-- START ENTRIES --

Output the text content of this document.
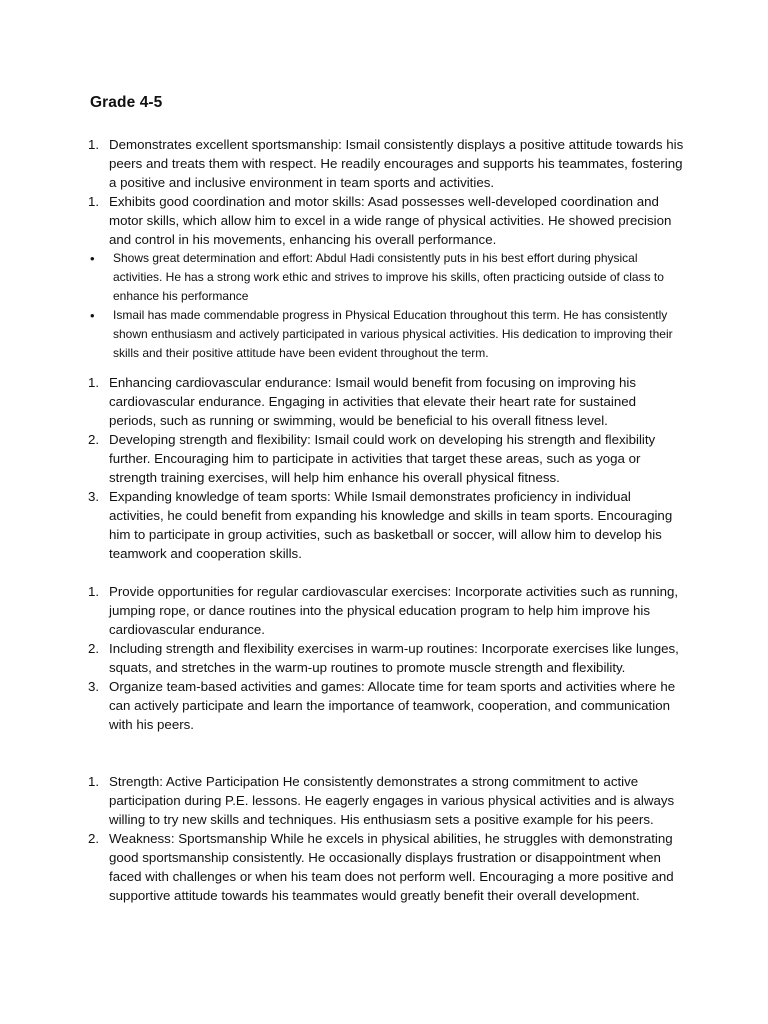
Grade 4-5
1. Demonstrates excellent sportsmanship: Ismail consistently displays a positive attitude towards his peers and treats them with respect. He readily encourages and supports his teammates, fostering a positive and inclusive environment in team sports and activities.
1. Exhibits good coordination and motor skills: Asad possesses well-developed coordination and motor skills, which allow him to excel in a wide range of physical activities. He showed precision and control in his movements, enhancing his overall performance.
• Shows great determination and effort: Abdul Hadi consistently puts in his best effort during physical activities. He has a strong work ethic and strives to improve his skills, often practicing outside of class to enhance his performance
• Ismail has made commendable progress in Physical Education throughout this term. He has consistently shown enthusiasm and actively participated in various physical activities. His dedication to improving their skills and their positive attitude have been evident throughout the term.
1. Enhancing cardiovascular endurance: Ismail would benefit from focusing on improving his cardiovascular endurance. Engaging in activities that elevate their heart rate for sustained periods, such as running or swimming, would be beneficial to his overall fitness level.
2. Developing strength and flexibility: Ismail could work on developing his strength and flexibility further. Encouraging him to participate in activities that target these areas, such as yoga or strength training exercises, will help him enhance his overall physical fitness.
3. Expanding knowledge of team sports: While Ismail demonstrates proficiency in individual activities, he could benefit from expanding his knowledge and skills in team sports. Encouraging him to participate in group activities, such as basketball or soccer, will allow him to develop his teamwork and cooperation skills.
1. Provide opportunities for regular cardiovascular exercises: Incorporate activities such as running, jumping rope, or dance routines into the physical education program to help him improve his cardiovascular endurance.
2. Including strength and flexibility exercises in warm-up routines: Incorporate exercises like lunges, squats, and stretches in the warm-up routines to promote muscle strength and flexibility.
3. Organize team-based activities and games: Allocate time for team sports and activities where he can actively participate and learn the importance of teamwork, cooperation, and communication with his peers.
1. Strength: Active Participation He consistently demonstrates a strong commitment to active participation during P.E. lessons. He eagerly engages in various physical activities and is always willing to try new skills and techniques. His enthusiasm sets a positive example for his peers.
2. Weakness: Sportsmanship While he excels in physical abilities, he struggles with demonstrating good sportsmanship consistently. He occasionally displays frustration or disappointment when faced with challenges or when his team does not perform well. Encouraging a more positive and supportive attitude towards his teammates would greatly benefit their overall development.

-- END ENTRIES --
-- START ENTRIES --

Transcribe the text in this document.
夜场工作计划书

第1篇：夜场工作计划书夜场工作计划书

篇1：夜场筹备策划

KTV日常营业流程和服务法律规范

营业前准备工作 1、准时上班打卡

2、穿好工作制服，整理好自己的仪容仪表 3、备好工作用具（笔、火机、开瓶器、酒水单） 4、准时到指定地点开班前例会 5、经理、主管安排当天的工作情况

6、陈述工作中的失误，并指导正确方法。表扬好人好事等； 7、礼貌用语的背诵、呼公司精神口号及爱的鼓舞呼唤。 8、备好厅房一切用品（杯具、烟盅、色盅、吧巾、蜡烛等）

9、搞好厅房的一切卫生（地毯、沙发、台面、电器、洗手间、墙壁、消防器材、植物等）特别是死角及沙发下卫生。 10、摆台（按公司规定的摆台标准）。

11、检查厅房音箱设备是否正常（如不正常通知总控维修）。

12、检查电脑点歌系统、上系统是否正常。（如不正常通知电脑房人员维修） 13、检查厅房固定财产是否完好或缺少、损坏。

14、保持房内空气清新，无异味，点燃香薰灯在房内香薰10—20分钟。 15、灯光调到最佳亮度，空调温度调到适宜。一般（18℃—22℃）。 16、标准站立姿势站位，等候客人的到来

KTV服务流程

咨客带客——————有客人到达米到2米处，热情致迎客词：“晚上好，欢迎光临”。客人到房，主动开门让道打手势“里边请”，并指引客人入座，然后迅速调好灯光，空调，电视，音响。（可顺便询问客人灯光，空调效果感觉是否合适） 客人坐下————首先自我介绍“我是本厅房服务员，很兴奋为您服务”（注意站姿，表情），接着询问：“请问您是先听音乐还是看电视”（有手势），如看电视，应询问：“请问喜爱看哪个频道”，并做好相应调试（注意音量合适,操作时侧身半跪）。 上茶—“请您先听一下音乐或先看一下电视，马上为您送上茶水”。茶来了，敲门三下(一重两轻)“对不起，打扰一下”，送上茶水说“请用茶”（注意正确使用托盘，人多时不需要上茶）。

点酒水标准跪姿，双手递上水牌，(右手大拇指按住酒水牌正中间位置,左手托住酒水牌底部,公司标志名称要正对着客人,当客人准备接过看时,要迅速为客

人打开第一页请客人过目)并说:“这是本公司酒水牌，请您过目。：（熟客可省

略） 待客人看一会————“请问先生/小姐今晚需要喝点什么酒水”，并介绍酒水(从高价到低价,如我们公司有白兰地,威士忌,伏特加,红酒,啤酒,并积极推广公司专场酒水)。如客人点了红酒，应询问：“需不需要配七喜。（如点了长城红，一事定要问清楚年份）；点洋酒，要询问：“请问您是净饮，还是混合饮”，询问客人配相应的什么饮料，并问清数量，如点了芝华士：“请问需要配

-- END ENTRIES --

• TASK PROMPT: Of the lines above, copy each that contains "text".

• OUTPUT FOR THIS EXERCISE:
Output the text content of this document.
Transcribe the text in this document.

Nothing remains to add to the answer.